OBJECTIVES
a) In the Pirates history article, begin at the words "This Date in" and stop after "openers of note.", then write that part out again with "Pirates" swapped for "Bucs" each time it occurs.
b) Copy out the listing's lines from its first line through the line containing "annotation-name-line-2: 按倒排的字母顺序: [928, 260, 1096, 284]", with both ends included.

**** PASSAGE TO READ ****

This Date in Pittsburgh Pirates History: April 22nd, Mickey Vernon and Notable Opening Days

Two former Pittsburgh Pirates born on this date and two season openers of note.

The Players

Mickey Vernon, pinch-hitter for the 1960 Pirates. He joined the Pirates as a first base coach for the 1960 season, but ended up being used as a pinch-hitter nine times in September as Pittsburgh fought for the National League pennant. He went 1-for-8 at the plate with a walk and an RBI. For Vernon, it was the end of a playing career that spanned four decades. It is possible that if he had not missed two years to military service, he would be enshrined in the National Baseball Hall of Fame. The year he returned from the service, he won the American League batting crown with a .353 average. In his career he had 2,495 hits, 1,311 RBIs, 1,196 runs scored, two batting titles, three times he led the league in doubles and he was elected to seven All-Star teams. Vernon was a Pirates coach for just that one season. The following year he took over the helm of the expansion Washington Senators, where he stayed through early in the 1963 season.

Vernon debuted in the majors in 1939 at 21 years old. He had 2 1/2 years of minor league ball before making it to the majors. He batted .287 with 40 extra-base hits for Easton of the Class-D Eastern Shore League in 1937, then moved up two levels to play for Greenville of the Class-B South Atlantic League in 1938. He batted .328 with 84 runs, 44 extra-base hits, 72 RBIs and 20 steals in 132 games that year. In 1939, he was with Springfield of the Class-A Eastern League for nearly three months, where he hit .343 with 23 extra-base hits in 69 games. He joined the Washington Senators in early July for his big league debut and batted .257 in 76 games as their everyday first baseman. He had 20 extra-base hits, 23 runs scored, 30 RBIs and a .668 OPS. Vernon played just five big league games in 1940, spending the rest of the year with Jersey City of the Double-A International League (highest level of the minors at the time), where he hit .283 with 40 extra-base hits in 154 games. He went 3-for-19 with all singles and no walks during five late September games that year, but he was in the majors for good the next season.

Vernon batted .299 with 73 runs, 27 doubles, 11 triples, nine homers and 93 RBIs in 138 games in 1941. His .794 OPS was his high before joining the war effort. The next year he hit .271 with 76 runs, 34 doubles, nine homers, 86 RBIs, 25 steals and 59 walks. He batted .268 in 1943, with 89 runs scored, 44 extra-base hits, 70 RBIs, 24 steals and 67 walks. He missed two prime years of his career serving during WWII, then returned to win the aforementioned batting title in 1946 with his .353 average. He also made his first All-Star appearance that year, while leading the AL with 51 doubles. Vernon added 88 runs scored, a career high 207 hits, and 85 RBIs. His .910 OPS was easily his best mark to that point, but he would top in later in his career. He finished fifth in the MVP voting that year, one of five times that he received MVP support in his career.

**** DATASET ROWS ****

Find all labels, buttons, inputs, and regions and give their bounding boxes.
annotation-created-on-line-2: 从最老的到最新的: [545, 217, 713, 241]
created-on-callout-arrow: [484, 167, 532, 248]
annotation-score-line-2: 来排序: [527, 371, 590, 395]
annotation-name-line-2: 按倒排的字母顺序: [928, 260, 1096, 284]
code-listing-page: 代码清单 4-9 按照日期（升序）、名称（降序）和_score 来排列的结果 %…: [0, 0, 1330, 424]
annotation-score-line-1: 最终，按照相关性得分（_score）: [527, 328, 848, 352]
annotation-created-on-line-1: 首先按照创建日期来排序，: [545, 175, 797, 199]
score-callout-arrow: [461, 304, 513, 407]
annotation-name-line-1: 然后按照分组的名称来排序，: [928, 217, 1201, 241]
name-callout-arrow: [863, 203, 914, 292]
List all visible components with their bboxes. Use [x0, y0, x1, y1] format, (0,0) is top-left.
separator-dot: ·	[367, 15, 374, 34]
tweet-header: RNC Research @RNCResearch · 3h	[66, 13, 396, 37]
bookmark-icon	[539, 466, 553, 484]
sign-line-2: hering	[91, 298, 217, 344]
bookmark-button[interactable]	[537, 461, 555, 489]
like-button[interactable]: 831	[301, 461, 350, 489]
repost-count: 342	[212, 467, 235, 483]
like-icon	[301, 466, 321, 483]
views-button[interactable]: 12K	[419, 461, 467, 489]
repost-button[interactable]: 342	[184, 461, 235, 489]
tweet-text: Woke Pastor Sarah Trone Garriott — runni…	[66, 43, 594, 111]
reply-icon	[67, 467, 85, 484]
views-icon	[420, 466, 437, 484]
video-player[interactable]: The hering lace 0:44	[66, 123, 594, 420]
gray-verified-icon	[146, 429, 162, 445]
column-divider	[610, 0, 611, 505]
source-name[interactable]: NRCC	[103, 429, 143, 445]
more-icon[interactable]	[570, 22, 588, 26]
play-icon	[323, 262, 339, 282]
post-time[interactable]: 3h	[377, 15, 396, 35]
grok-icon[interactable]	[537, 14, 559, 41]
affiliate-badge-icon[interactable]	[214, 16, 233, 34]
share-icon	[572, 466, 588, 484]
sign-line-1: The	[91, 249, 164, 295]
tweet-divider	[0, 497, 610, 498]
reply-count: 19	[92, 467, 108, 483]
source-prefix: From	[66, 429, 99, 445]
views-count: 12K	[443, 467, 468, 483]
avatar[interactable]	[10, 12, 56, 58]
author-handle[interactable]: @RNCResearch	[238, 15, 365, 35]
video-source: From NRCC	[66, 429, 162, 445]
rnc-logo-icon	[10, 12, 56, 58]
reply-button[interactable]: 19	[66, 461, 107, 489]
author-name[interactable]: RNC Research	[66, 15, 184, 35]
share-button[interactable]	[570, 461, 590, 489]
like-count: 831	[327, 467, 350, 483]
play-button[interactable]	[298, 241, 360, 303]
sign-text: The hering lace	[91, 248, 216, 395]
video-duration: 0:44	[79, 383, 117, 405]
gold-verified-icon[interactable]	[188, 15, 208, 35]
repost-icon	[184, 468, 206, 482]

****

RESPONSES
a)
This Date in Pittsburgh Bucs History: April 22nd, Mickey Vernon and Notable Opening Days

Two former Pittsburgh Bucs born on this date and two season openers of note.

b)
Find all labels, buttons, inputs, and regions and give their bounding boxes.
annotation-created-on-line-2: 从最老的到最新的: [545, 217, 713, 241]
created-on-callout-arrow: [484, 167, 532, 248]
annotation-score-line-2: 来排序: [527, 371, 590, 395]
annotation-name-line-2: 按倒排的字母顺序: [928, 260, 1096, 284]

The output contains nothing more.